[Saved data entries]
__________
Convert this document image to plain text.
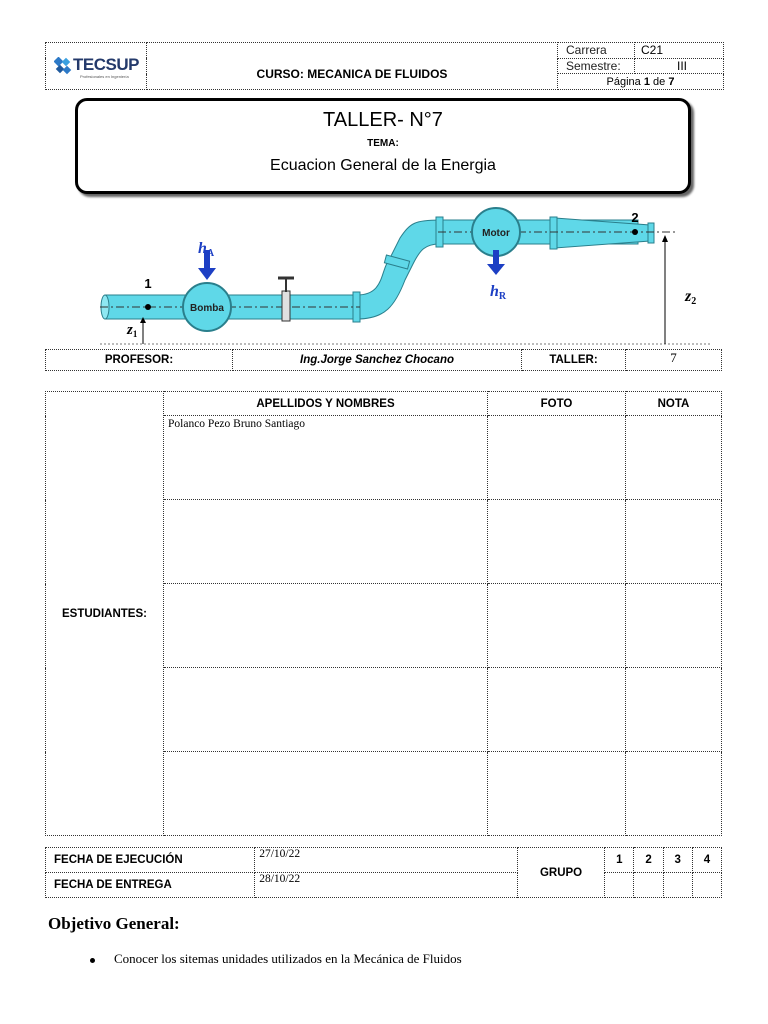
TECSUP
Profesionales en Ingeniería	CURSO: MECANICA DE FLUIDOS	Carrera	C21
		Semestre:	III
		Página 1 de 7	
TALLER- N°7
TEMA:
Ecuacion General de la Energia
Bomba
Motor
hA
hR
1
2
$z_1$
z2
PROFESOR:	Ing.Jorge Sanchez Chocano	TALLER:	7
ESTUDIANTES:	APELLIDOS Y NOMBRES	FOTO	NOTA
	Polanco Pezo Bruno Santiago		

FECHA DE EJECUCIÓN	27/10/22	GRUPO	1	2	3	4
FECHA DE ENTREGA	28/10/22					
Objetivo General:
Conocer los sitemas unidades utilizados en la Mecánica de Fluidos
__________
● Objective
Work out how many lines of the data above hold the word "TALLER", and write only the count.

● Written response
2